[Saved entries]
## Start

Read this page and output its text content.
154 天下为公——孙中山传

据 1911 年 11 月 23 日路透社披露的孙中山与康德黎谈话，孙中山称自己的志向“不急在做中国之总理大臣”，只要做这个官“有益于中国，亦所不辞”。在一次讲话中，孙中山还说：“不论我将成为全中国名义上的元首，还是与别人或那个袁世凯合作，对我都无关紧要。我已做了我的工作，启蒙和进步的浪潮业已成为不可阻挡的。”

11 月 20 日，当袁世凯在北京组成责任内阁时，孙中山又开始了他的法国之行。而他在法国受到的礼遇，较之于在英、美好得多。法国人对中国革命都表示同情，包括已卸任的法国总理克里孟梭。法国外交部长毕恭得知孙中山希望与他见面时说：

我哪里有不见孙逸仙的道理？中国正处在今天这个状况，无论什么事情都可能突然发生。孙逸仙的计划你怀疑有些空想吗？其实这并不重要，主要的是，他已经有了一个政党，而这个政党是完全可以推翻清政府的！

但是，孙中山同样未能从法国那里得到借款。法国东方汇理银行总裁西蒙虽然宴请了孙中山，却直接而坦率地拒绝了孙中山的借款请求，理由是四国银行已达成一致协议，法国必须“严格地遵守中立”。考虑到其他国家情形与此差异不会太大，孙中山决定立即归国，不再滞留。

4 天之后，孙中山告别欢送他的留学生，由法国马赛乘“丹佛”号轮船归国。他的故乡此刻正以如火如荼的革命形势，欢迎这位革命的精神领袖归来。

## End
## Start

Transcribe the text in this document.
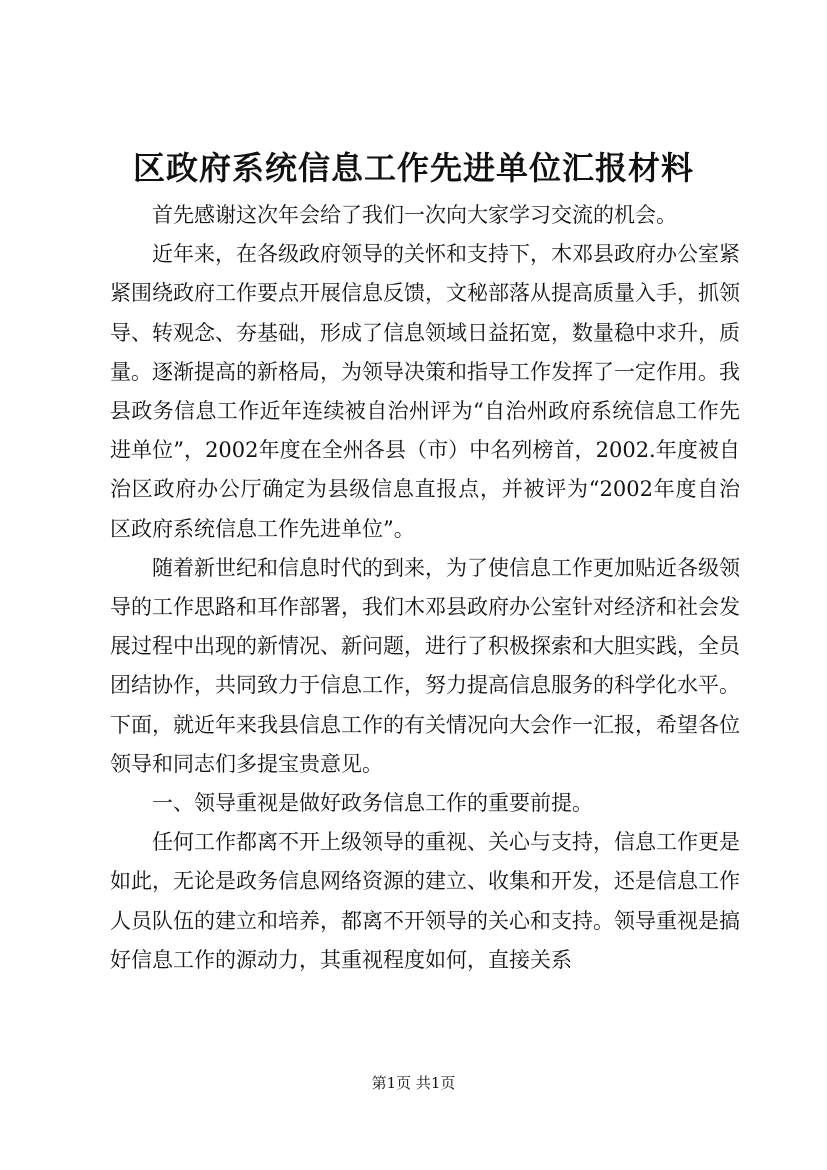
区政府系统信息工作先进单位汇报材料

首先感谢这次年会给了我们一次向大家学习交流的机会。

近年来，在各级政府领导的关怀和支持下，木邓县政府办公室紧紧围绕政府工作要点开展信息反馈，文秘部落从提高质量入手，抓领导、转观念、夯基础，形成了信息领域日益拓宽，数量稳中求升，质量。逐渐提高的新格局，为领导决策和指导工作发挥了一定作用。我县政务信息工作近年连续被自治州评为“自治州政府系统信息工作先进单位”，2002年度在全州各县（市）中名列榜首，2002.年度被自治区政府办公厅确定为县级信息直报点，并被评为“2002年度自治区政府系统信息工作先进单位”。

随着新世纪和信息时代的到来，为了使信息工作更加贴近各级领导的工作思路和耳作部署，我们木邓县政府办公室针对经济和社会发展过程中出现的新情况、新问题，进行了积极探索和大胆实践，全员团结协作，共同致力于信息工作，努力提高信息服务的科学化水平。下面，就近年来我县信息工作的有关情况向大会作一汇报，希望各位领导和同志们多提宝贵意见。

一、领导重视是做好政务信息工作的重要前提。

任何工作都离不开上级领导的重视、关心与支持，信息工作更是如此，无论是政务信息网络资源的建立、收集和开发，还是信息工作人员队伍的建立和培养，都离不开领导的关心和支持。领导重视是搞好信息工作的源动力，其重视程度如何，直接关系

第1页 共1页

## End
## Start

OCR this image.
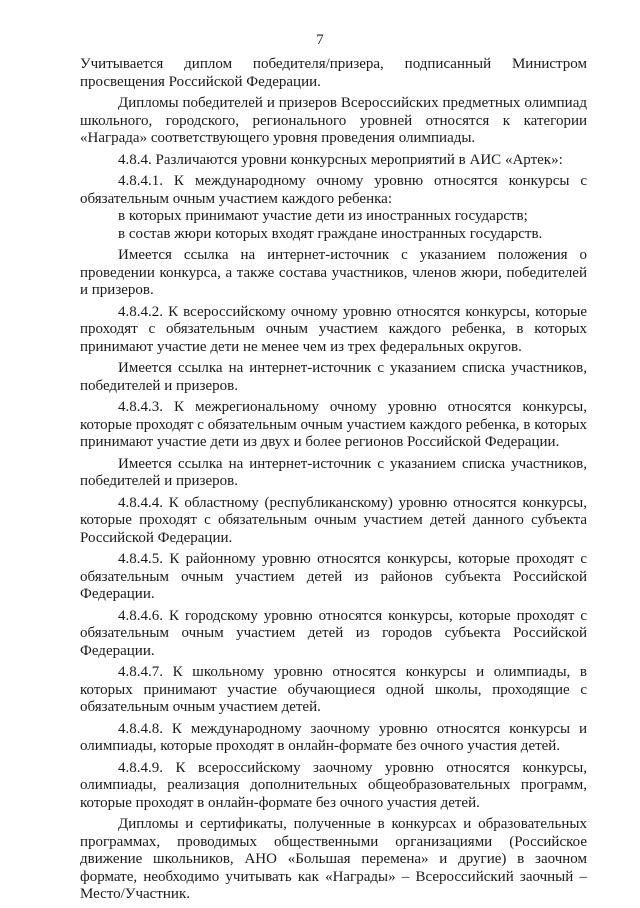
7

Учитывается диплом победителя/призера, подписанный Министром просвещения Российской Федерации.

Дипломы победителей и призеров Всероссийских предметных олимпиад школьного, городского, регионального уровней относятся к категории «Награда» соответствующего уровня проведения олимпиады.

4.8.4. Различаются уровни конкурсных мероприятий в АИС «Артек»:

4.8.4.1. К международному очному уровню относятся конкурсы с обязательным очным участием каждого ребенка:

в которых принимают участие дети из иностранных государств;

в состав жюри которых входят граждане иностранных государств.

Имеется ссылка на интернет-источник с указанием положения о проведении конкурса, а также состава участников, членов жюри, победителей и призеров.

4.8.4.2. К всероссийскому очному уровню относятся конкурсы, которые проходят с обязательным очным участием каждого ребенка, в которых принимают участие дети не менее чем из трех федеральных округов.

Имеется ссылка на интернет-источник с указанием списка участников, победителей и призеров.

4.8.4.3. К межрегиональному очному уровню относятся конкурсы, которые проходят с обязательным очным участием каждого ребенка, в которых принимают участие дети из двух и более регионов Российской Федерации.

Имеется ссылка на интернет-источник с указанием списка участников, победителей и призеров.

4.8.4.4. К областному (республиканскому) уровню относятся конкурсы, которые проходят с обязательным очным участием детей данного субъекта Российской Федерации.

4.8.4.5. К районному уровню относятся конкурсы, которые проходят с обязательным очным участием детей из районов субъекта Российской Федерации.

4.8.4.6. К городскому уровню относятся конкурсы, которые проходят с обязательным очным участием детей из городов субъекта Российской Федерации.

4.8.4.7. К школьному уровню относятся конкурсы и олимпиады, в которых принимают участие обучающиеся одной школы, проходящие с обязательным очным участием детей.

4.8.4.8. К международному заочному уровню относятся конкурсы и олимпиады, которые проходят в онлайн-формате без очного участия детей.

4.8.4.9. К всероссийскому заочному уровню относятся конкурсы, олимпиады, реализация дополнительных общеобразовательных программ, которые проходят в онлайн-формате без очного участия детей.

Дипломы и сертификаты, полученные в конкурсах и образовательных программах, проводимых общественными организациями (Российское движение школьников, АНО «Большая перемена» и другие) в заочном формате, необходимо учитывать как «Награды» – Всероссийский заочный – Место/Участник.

## End

INSTRUCTIONS FOR THE TASK: From the records above, pull out every line containing the word "участия".

RESULT FOR THIS EXERCISE:
4.8.4.8. К международному заочному уровню относятся конкурсы и олимпиады, которые проходят в онлайн-формате без очного участия детей.
4.8.4.9. К всероссийскому заочному уровню относятся конкурсы, олимпиады, реализация дополнительных общеобразовательных программ, которые проходят в онлайн-формате без очного участия детей.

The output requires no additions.